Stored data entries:
____________________

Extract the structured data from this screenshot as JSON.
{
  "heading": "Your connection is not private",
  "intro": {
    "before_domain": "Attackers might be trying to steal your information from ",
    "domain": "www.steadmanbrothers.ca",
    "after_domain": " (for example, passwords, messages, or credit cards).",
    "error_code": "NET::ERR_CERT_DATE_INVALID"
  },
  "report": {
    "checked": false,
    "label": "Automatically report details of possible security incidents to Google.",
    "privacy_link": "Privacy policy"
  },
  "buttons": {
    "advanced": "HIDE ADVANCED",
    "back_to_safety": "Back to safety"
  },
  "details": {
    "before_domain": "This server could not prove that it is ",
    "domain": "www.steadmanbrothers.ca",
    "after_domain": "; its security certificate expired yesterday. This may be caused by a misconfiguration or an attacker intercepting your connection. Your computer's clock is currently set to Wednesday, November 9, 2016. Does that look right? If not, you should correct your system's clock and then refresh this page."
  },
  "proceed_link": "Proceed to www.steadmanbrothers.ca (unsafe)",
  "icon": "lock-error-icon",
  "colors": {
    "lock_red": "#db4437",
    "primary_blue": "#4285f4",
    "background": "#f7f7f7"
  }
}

____________________

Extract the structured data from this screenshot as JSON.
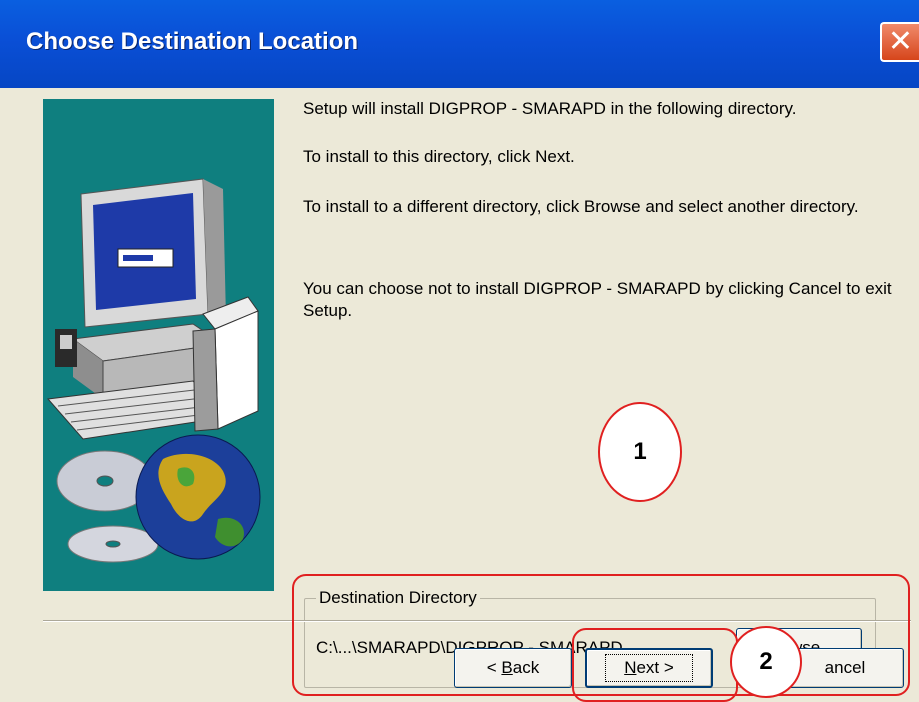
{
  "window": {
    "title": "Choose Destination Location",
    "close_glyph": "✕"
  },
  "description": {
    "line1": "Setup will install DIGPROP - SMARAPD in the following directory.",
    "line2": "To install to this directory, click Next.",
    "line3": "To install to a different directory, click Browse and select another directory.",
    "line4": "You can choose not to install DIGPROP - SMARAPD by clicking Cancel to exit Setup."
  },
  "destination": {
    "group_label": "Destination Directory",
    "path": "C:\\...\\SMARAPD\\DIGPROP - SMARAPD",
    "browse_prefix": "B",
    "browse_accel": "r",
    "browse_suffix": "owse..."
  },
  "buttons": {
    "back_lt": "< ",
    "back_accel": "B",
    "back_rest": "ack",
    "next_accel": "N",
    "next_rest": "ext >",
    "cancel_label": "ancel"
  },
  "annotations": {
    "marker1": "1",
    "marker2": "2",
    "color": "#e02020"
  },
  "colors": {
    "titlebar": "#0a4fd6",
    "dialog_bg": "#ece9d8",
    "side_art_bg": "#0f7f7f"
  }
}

____________________

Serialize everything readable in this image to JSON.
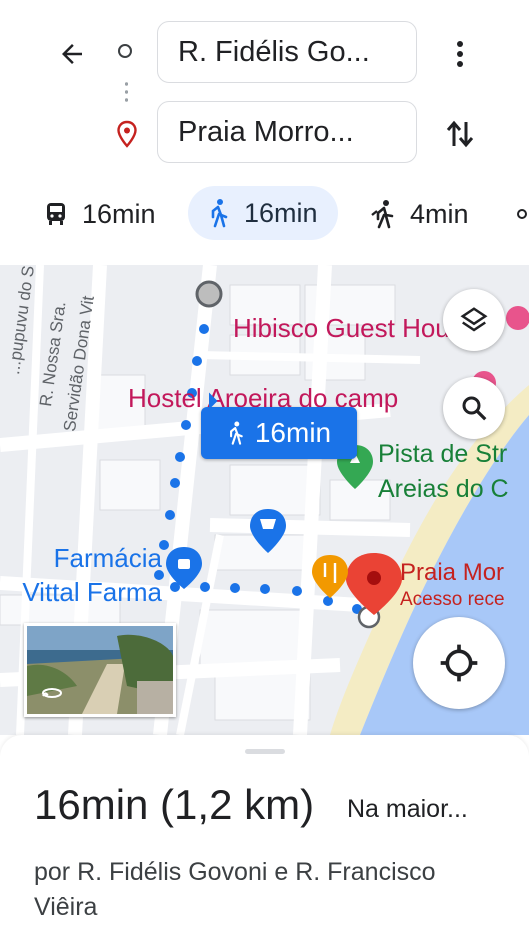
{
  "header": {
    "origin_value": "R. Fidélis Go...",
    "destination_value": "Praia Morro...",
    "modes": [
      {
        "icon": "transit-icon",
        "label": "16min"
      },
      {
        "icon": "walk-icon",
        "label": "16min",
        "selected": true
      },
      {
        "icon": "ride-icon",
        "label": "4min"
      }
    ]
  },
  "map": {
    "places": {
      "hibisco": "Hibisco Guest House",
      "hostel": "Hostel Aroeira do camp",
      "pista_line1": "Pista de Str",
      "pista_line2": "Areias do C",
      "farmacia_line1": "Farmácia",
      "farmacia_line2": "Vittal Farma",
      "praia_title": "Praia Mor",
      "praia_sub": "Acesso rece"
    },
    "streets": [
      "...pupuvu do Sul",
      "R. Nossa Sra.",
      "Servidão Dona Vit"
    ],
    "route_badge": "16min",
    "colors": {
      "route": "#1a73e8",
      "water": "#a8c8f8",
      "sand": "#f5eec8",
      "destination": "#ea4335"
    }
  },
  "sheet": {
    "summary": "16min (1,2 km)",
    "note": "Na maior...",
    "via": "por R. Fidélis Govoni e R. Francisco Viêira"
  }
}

____________________

Task prompt:
List the lines of the records where "report" occurs.

Exercise result:
  "report": {
    "label": "Automatically report details of possible security incidents to Google.",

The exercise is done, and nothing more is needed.